Required action:
In the text on choosing portable drives, replace "terabyte" with "TB" and give everything from "Obviously, external drives" down to "a good option." again.

Text under study:
=====

We are carrying around bigger bits of data these days on increasingly more mobile form factors thanks to portable drives. But with so much choice in the portable and even the external drive market, what should one look out for when purchasing a drive? WINDOWS Middle East has done extensive research and has also spoken to Khwaja Saifuddin, Director of Sales at Western Digital, about what things consumers should consider when purchasing portable or external drives.

Portable or external drive

"The first criterion is whether you want a portable drive, like something which you can carry with you in your bag, or if you want something which can reside on your desk, like an extra external drive. The basic difference of this is that on the portable drive you want the data to travel with you whereas on a desktop drive, the major reason behind having it is just to add in space and to have a backup," says Saifuddin.


Obviously, external drives also have the capacity to carry a lot more data with some of them reaching the four terabyte range. The size of your drive you need to get depends upon your needs and on the amount of data you own. The more portable drives out there come with 500 Gbyte to 640 Gbyte's of hard disk space. Saifuddin suggests that if you're data is increasing year-on-year incremently, then getting a one or two terabyte drive would be a good option.

=====

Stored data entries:

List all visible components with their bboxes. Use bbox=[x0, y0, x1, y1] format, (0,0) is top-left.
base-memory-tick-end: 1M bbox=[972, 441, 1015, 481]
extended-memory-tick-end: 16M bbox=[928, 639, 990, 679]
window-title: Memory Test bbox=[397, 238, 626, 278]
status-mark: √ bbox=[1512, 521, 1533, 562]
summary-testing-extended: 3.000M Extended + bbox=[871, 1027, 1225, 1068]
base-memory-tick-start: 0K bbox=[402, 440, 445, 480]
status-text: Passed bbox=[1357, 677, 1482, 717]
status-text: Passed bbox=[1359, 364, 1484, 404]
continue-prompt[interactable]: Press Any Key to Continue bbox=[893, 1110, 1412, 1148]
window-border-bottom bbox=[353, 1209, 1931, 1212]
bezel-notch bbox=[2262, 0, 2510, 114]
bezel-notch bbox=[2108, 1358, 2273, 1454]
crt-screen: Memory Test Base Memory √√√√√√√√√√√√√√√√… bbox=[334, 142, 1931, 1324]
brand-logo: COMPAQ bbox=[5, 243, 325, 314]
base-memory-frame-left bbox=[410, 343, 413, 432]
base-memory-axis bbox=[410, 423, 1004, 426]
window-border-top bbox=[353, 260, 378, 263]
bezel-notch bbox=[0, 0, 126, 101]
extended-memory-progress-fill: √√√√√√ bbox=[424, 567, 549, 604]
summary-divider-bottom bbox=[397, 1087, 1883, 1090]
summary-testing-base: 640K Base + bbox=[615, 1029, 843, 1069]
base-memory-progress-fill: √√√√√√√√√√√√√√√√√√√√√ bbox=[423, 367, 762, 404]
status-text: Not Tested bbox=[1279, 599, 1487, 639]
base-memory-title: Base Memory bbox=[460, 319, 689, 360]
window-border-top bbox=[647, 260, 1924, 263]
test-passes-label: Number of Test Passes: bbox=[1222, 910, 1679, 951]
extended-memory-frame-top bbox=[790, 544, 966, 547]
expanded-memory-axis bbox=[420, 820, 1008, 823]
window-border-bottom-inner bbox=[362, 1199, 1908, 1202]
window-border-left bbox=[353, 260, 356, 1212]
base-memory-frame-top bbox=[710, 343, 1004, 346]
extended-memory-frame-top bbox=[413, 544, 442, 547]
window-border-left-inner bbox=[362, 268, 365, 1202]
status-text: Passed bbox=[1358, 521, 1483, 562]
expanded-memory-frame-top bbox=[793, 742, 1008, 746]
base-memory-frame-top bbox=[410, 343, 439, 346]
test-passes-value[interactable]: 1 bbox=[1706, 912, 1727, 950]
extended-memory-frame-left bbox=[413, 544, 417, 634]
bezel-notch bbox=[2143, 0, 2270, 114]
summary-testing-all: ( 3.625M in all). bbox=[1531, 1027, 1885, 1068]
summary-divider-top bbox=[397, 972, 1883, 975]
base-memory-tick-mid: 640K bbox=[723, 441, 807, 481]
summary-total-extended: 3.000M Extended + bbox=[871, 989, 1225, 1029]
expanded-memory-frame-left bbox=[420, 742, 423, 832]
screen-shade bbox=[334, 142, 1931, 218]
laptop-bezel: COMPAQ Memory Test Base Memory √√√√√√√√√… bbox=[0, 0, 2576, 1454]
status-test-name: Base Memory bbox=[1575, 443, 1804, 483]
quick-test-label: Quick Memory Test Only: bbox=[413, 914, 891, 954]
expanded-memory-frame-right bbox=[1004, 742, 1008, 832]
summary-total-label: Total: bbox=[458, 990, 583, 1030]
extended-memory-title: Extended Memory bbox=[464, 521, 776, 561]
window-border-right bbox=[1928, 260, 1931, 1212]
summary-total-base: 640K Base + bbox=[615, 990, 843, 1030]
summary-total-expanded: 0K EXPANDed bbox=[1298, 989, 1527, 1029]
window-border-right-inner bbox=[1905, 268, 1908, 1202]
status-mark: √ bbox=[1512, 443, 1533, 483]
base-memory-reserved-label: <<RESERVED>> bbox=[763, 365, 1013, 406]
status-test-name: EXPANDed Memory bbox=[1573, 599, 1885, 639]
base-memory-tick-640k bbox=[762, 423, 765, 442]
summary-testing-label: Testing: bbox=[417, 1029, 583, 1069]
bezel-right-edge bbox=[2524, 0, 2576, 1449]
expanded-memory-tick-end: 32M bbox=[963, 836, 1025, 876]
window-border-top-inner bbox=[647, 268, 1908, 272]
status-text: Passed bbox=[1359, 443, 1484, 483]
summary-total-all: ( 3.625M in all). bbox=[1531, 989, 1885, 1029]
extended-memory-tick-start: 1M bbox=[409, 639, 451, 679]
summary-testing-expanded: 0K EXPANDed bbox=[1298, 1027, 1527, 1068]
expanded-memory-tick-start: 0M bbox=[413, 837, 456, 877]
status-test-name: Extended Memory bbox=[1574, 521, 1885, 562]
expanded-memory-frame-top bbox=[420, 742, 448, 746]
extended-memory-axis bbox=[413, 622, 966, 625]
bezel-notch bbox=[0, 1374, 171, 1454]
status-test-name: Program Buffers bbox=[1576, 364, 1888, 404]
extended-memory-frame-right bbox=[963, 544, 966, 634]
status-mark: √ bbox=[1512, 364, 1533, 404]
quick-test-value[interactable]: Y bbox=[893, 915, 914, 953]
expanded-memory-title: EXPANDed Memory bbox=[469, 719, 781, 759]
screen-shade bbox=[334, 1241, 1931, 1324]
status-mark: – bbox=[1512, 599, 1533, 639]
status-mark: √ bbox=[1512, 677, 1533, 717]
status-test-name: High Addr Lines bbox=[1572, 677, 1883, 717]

=====

Answer section:
Obviously, external drives also have the capacity to carry a lot more data with some of them reaching the four TB range. The size of your drive you need to get depends upon your needs and on the amount of data you own. The more portable drives out there come with 500 Gbyte to 640 Gbyte's of hard disk space. Saifuddin suggests that if you're data is increasing year-on-year incremently, then getting a one or two TB drive would be a good option.